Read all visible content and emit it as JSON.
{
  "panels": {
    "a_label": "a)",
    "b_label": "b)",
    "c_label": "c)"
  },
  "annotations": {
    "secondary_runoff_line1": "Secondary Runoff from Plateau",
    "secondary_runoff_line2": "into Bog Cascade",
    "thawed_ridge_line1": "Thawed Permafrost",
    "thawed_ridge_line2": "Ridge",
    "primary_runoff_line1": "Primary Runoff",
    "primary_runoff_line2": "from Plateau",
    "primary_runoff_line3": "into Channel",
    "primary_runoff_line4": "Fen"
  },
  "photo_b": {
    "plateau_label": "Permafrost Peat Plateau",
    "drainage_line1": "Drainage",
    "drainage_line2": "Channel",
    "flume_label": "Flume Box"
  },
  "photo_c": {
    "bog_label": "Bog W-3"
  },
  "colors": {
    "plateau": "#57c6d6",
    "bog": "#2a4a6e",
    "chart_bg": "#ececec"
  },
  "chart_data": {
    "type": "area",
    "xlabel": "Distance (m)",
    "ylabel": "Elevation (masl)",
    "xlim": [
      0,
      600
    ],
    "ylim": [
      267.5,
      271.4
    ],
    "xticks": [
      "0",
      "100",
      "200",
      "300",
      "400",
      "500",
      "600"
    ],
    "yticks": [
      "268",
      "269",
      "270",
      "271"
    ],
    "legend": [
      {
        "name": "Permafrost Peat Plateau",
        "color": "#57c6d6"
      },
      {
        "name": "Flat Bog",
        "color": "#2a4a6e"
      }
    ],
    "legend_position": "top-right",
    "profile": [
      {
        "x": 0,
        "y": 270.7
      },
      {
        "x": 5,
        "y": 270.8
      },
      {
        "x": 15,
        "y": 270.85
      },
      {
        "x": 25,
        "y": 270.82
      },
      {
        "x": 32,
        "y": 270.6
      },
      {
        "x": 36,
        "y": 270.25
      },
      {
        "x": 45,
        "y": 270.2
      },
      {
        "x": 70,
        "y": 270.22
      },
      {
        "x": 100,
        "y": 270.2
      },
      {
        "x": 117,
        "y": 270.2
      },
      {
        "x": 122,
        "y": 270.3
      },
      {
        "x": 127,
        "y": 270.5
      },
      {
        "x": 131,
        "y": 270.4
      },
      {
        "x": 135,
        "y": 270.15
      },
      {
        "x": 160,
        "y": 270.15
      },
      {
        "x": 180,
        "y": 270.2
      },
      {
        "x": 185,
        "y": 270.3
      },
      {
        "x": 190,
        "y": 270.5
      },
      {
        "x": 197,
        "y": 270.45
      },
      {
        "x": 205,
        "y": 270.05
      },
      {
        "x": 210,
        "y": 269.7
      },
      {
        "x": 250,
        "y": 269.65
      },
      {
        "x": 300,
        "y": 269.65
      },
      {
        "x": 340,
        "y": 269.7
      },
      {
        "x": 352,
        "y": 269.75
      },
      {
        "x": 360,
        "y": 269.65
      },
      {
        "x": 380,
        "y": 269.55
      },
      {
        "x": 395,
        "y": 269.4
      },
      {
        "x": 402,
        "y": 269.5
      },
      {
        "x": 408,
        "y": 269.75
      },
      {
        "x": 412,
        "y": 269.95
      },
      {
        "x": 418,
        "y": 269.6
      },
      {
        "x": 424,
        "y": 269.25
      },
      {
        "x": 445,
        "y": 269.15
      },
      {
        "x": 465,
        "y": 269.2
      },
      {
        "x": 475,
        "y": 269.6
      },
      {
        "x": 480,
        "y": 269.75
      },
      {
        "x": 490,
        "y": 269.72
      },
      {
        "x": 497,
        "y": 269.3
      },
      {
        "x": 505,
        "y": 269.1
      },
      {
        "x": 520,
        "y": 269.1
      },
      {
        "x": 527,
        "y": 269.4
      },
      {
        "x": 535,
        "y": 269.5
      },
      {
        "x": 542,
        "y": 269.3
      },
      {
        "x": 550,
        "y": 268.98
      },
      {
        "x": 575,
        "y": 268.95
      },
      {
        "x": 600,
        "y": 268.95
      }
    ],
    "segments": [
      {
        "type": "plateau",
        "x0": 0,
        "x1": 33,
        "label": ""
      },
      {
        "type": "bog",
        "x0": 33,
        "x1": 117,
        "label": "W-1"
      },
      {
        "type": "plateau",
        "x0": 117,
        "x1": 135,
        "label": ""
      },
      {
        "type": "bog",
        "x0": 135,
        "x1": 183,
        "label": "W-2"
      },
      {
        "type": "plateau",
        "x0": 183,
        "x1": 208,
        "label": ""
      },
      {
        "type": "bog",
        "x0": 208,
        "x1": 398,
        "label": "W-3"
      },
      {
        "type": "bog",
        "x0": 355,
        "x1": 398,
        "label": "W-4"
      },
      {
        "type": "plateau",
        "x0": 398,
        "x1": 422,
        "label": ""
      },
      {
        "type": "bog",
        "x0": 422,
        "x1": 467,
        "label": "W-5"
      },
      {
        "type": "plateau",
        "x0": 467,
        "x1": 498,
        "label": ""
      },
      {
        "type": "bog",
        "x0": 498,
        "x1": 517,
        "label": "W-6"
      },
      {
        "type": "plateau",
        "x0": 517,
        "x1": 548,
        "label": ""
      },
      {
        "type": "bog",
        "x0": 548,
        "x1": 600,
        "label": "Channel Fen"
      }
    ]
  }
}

== YOUR INSTRUCTIONS ==
Print the whole listing exactly as it is.

== FULL SOLUTION ==
Read all visible content and emit it as JSON.
{
  "panels": {
    "a_label": "a)",
    "b_label": "b)",
    "c_label": "c)"
  },
  "annotations": {
    "secondary_runoff_line1": "Secondary Runoff from Plateau",
    "secondary_runoff_line2": "into Bog Cascade",
    "thawed_ridge_line1": "Thawed Permafrost",
    "thawed_ridge_line2": "Ridge",
    "primary_runoff_line1": "Primary Runoff",
    "primary_runoff_line2": "from Plateau",
    "primary_runoff_line3": "into Channel",
    "primary_runoff_line4": "Fen"
  },
  "photo_b": {
    "plateau_label": "Permafrost Peat Plateau",
    "drainage_line1": "Drainage",
    "drainage_line2": "Channel",
    "flume_label": "Flume Box"
  },
  "photo_c": {
    "bog_label": "Bog W-3"
  },
  "colors": {
    "plateau": "#57c6d6",
    "bog": "#2a4a6e",
    "chart_bg": "#ececec"
  },
  "chart_data": {
    "type": "area",
    "xlabel": "Distance (m)",
    "ylabel": "Elevation (masl)",
    "xlim": [
      0,
      600
    ],
    "ylim": [
      267.5,
      271.4
    ],
    "xticks": [
      "0",
      "100",
      "200",
      "300",
      "400",
      "500",
      "600"
    ],
    "yticks": [
      "268",
      "269",
      "270",
      "271"
    ],
    "legend": [
      {
        "name": "Permafrost Peat Plateau",
        "color": "#57c6d6"
      },
      {
        "name": "Flat Bog",
        "color": "#2a4a6e"
      }
    ],
    "legend_position": "top-right",
    "profile": [
      {
        "x": 0,
        "y": 270.7
      },
      {
        "x": 5,
        "y": 270.8
      },
      {
        "x": 15,
        "y": 270.85
      },
      {
        "x": 25,
        "y": 270.82
      },
      {
        "x": 32,
        "y": 270.6
      },
      {
        "x": 36,
        "y": 270.25
      },
      {
        "x": 45,
        "y": 270.2
      },
      {
        "x": 70,
        "y": 270.22
      },
      {
        "x": 100,
        "y": 270.2
      },
      {
        "x": 117,
        "y": 270.2
      },
      {
        "x": 122,
        "y": 270.3
      },
      {
        "x": 127,
        "y": 270.5
      },
      {
        "x": 131,
        "y": 270.4
      },
      {
        "x": 135,
        "y": 270.15
      },
      {
        "x": 160,
        "y": 270.15
      },
      {
        "x": 180,
        "y": 270.2
      },
      {
        "x": 185,
        "y": 270.3
      },
      {
        "x": 190,
        "y": 270.5
      },
      {
        "x": 197,
        "y": 270.45
      },
      {
        "x": 205,
        "y": 270.05
      },
      {
        "x": 210,
        "y": 269.7
      },
      {
        "x": 250,
        "y": 269.65
      },
      {
        "x": 300,
        "y": 269.65
      },
      {
        "x": 340,
        "y": 269.7
      },
      {
        "x": 352,
        "y": 269.75
      },
      {
        "x": 360,
        "y": 269.65
      },
      {
        "x": 380,
        "y": 269.55
      },
      {
        "x": 395,
        "y": 269.4
      },
      {
        "x": 402,
        "y": 269.5
      },
      {
        "x": 408,
        "y": 269.75
      },
      {
        "x": 412,
        "y": 269.95
      },
      {
        "x": 418,
        "y": 269.6
      },
      {
        "x": 424,
        "y": 269.25
      },
      {
        "x": 445,
        "y": 269.15
      },
      {
        "x": 465,
        "y": 269.2
      },
      {
        "x": 475,
        "y": 269.6
      },
      {
        "x": 480,
        "y": 269.75
      },
      {
        "x": 490,
        "y": 269.72
      },
      {
        "x": 497,
        "y": 269.3
      },
      {
        "x": 505,
        "y": 269.1
      },
      {
        "x": 520,
        "y": 269.1
      },
      {
        "x": 527,
        "y": 269.4
      },
      {
        "x": 535,
        "y": 269.5
      },
      {
        "x": 542,
        "y": 269.3
      },
      {
        "x": 550,
        "y": 268.98
      },
      {
        "x": 575,
        "y": 268.95
      },
      {
        "x": 600,
        "y": 268.95
      }
    ],
    "segments": [
      {
        "type": "plateau",
        "x0": 0,
        "x1": 33,
        "label": ""
      },
      {
        "type": "bog",
        "x0": 33,
        "x1": 117,
        "label": "W-1"
      },
      {
        "type": "plateau",
        "x0": 117,
        "x1": 135,
        "label": ""
      },
      {
        "type": "bog",
        "x0": 135,
        "x1": 183,
        "label": "W-2"
      },
      {
        "type": "plateau",
        "x0": 183,
        "x1": 208,
        "label": ""
      },
      {
        "type": "bog",
        "x0": 208,
        "x1": 398,
        "label": "W-3"
      },
      {
        "type": "bog",
        "x0": 355,
        "x1": 398,
        "label": "W-4"
      },
      {
        "type": "plateau",
        "x0": 398,
        "x1": 422,
        "label": ""
      },
      {
        "type": "bog",
        "x0": 422,
        "x1": 467,
        "label": "W-5"
      },
      {
        "type": "plateau",
        "x0": 467,
        "x1": 498,
        "label": ""
      },
      {
        "type": "bog",
        "x0": 498,
        "x1": 517,
        "label": "W-6"
      },
      {
        "type": "plateau",
        "x0": 517,
        "x1": 548,
        "label": ""
      },
      {
        "type": "bog",
        "x0": 548,
        "x1": 600,
        "label": "Channel Fen"
      }
    ]
  }
}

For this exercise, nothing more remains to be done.